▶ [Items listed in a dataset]
┏━━

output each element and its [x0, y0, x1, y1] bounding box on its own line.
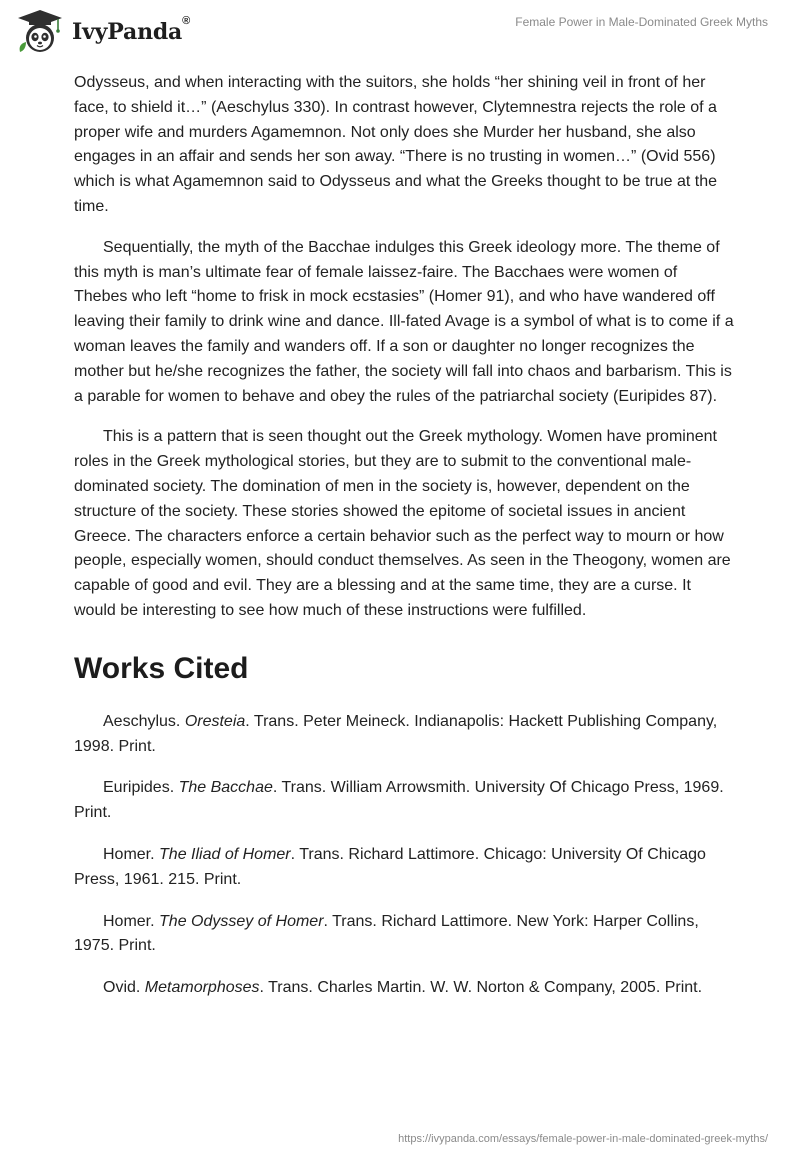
body-paragraph: Odysseus, and when interacting with the suitors, she holds “her shining veil in front of her face, to shield it…” (Aeschylus 330). In contrast however, Clytemnestra rejects the role of a proper wife and murders Agamemnon. Not only does she Murder her husband, she also engages in an affair and sends her son away. “There is no trusting in women…” (Ovid 556) which is what Agamemnon said to Odysseus and what the Greeks thought to be true at the time.	[74, 74, 718, 215]
citation-entry: Aeschylus. Oresteia. Trans. Peter Meineck. Indianapolis: Hackett Publishing Company, 1998. Print.	[74, 712, 718, 755]
panda-graduate-icon	[14, 8, 66, 56]
essay-content	[74, 71, 734, 1018]
page-header	[0, 0, 800, 70]
logo-text: IvyPanda®	[72, 15, 191, 45]
ivypanda-logo[interactable]	[14, 8, 190, 56]
citation-entry: Homer. The Iliad of Homer. Trans. Richard Lattimore. Chicago: University Of Chicago Press, 1961. 215. Print.	[74, 845, 706, 888]
citation-entry: Homer. The Odyssey of Homer. Trans. Richard Lattimore. New York: Harper Collins, 1975. Print.	[74, 912, 699, 955]
document-title: Female Power in Male-Dominated Greek Myths	[515, 15, 768, 29]
citation-entry: Euripides. The Bacchae. Trans. William Arrowsmith. University Of Chicago Press, 1969. Print.	[74, 779, 724, 822]
source-url-link[interactable]: https://ivypanda.com/essays/female-power-in-male-dominated-greek-myths/	[398, 1133, 768, 1145]
citation-list	[74, 710, 734, 1001]
body-paragraph: This is a pattern that is seen thought out the Greek mythology. Women have prominent roles in the Greek mythological stories, but they are to submit to the conventional male-dominated society. The domination of men in the society is, however, dependent on the structure of the society. These stories showed the epitome of societal issues in ancient Greece. The characters enforce a certain behavior such as the perfect way to mourn or how people, especially women, should conduct themselves. As seen in the Theogony, women are capable of good and evil. They are a blessing and at the same time, they are a curse. It would be interesting to see how much of these instructions were fulfilled.	[74, 428, 731, 619]
body-paragraph: Sequentially, the myth of the Bacchae indulges this Greek ideology more. The theme of this myth is man’s ultimate fear of female laissez-faire. The Bacchaes were women of Thebes who left “home to frisk in mock ecstasies” (Homer 91), and who have wandered off leaving their family to drink wine and dance. Ill-fated Avage is a symbol of what is to come if a woman leaves the family and wanders off. If a son or daughter no longer recognizes the mother but he/she recognizes the father, the society will fall into chaos and barbarism. This is a parable for women to behave and obey the rules of the patriarchal society (Euripides 87).	[74, 238, 734, 405]
works-cited-heading: Works Cited	[74, 651, 249, 685]
citation-entry: Ovid. Metamorphoses. Trans. Charles Martin. W. W. Norton & Company, 2005. Print.	[103, 979, 703, 997]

┗━━

Count how many lines of the data above contain the string "Lattimore", with case counting, and give only the number.

▶ [Solution to this exercise] 2